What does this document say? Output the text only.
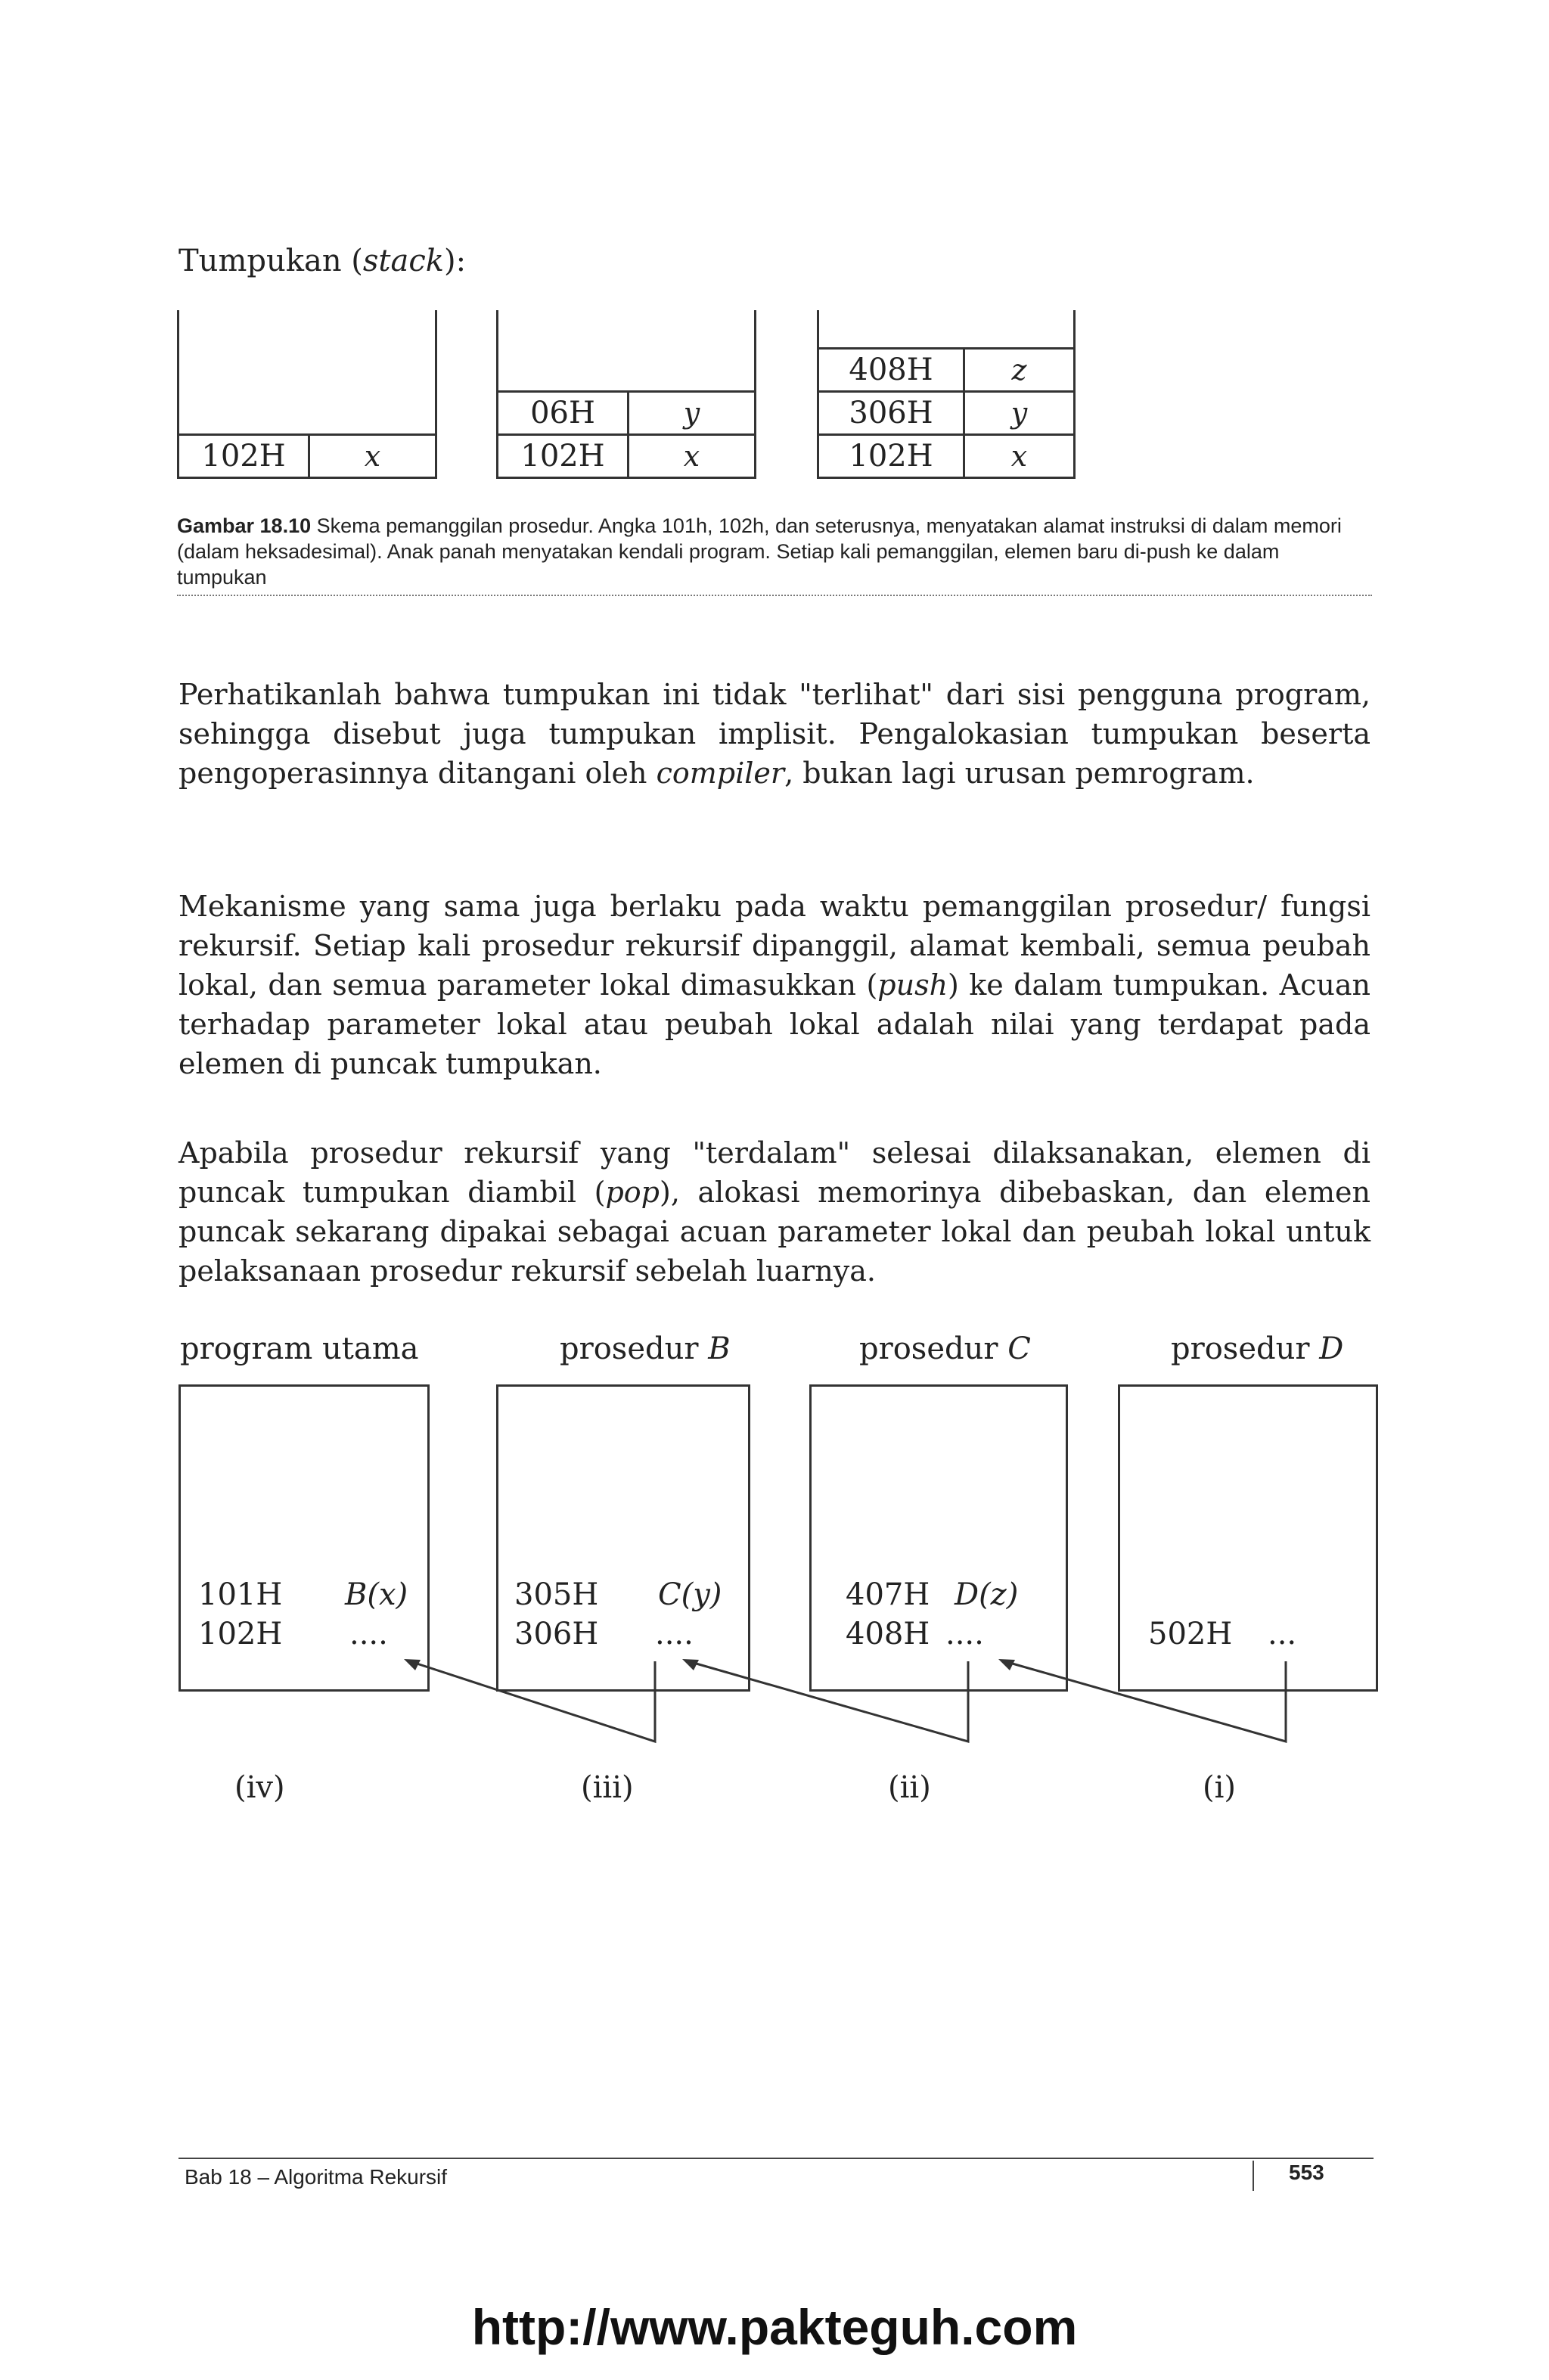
Tumpukan (stack):
102H	x
06H	y
102H	x
408H	z
306H	y
102H	x
Gambar 18.10 Skema pemanggilan prosedur. Angka 101h, 102h, dan seterusnya, menyatakan alamat instruksi di dalam memori (dalam heksadesimal). Anak panah menyatakan kendali program. Setiap kali pemanggilan, elemen baru di-push ke dalam tumpukan

Perhatikanlah bahwa tumpukan ini tidak "terlihat" dari sisi pengguna program, sehingga disebut juga tumpukan implisit. Pengalokasian tumpukan beserta pengoperasinnya ditangani oleh compiler, bukan lagi urusan pemrogram.

Mekanisme yang sama juga berlaku pada waktu pemanggilan prosedur/ fungsi rekursif. Setiap kali prosedur rekursif dipanggil, alamat kembali, semua peubah lokal, dan semua parameter lokal dimasukkan (push) ke dalam tumpukan. Acuan terhadap parameter lokal atau peubah lokal adalah nilai yang terdapat pada elemen di puncak tumpukan.

Apabila prosedur rekursif yang "terdalam" selesai dilaksanakan, elemen di puncak tumpukan diambil (pop), alokasi memorinya dibebaskan, dan elemen puncak sekarang dipakai sebagai acuan parameter lokal dan peubah lokal untuk pelaksanaan prosedur rekursif sebelah luarnya.

program utama	prosedur B	prosedur C	prosedur D
101H B(x)
102H ....
305H C(y)
306H ....
407H D(z)
408H ....	502H ...
(iv)	(iii)	(ii)	(i)
Bab 18 – Algoritma Rekursif	553
http://www.pakteguh.com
++++++++++++++++++++
■ WHAT THE TASK REQUIRES: Gather each line in the data that holds the string "puncak".

■ THE REPLY:
Mekanisme yang sama juga berlaku pada waktu pemanggilan prosedur/ fungsi rekursif. Setiap kali prosedur rekursif dipanggil, alamat kembali, semua peubah lokal, dan semua parameter lokal dimasukkan (push) ke dalam tumpukan. Acuan terhadap parameter lokal atau peubah lokal adalah nilai yang terdapat pada elemen di puncak tumpukan.
Apabila prosedur rekursif yang "terdalam" selesai dilaksanakan, elemen di puncak tumpukan diambil (pop), alokasi memorinya dibebaskan, dan elemen puncak sekarang dipakai sebagai acuan parameter lokal dan peubah lokal untuk pelaksanaan prosedur rekursif sebelah luarnya.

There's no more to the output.